> _Problem details_
State how many lines in the items contain the word "icon", treating case as significant. Give only the number.

____ Record excerpts

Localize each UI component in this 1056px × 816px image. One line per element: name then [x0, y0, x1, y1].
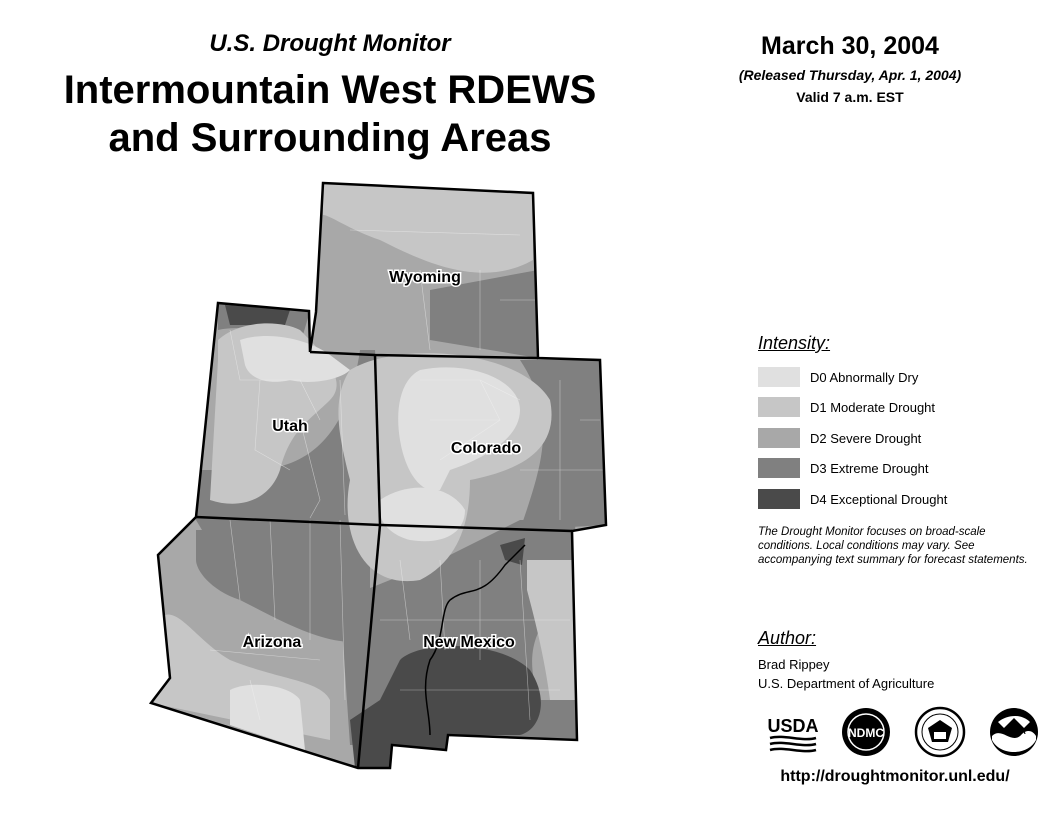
state-label-utah: Utah — [272, 418, 308, 435]
state-label-colorado: Colorado — [450, 440, 522, 457]
valid-time: Valid 7 a.m. EST — [796, 89, 904, 105]
website-url[interactable]: http://droughtmonitor.unl.edu/ — [780, 768, 1010, 785]
usda-logo-text: USDA — [767, 716, 819, 736]
author-name: Brad Rippey — [758, 657, 830, 672]
legend-swatch-d1 — [758, 397, 800, 417]
legend-item-d4 — [758, 488, 947, 510]
legend-item-d3 — [758, 457, 929, 479]
legend-label-d1: D1 Moderate Drought — [810, 399, 936, 415]
usda-logo-icon — [764, 706, 822, 758]
ndmc-logo-icon — [840, 706, 892, 758]
ndmc-logo-text: NDMC — [848, 726, 884, 740]
legend-swatch-d2 — [758, 428, 800, 448]
author-org: U.S. Department of Agriculture — [758, 676, 935, 691]
legend-item-d1 — [758, 396, 935, 418]
legend-swatch-d4 — [758, 489, 800, 509]
legend-item-d0 — [758, 366, 918, 388]
legend-label-d3: D3 Extreme Drought — [810, 460, 929, 476]
state-label-new-mexico: New Mexico — [423, 634, 515, 651]
legend-swatch-d3 — [758, 458, 800, 478]
noaa-logo-text: NOAA — [1002, 727, 1026, 736]
legend-title: Intensity: — [758, 333, 831, 353]
release-date: (Released Thursday, Apr. 1, 2004) — [738, 67, 962, 83]
disclaimer-note: The Drought Monitor focuses on broad-scale conditions. Local conditions may vary. See accompanying text summary for forecast statements. — [758, 526, 1028, 566]
map-date: March 30, 2004 — [761, 32, 939, 60]
noaa-logo-icon — [988, 706, 1040, 758]
title-line-1: Intermountain West RDEWS — [63, 68, 597, 112]
legend-label-d2: D2 Severe Drought — [810, 430, 922, 446]
legend-swatch-d0 — [758, 367, 800, 387]
legend-item-d2 — [758, 427, 921, 449]
doc-seal-icon — [914, 706, 966, 758]
legend-label-d4: D4 Exceptional Drought — [810, 491, 948, 507]
author-title: Author: — [758, 628, 817, 648]
legend-label-d0: D0 Abnormally Dry — [810, 369, 919, 385]
map-subtitle: U.S. Drought Monitor — [209, 30, 451, 57]
title-line-2: and Surrounding Areas — [108, 116, 552, 160]
state-label-arizona: Arizona — [242, 634, 302, 651]
state-label-wyoming: Wyoming — [389, 269, 461, 286]
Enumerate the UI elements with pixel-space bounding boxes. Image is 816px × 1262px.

________

> _Task result_
4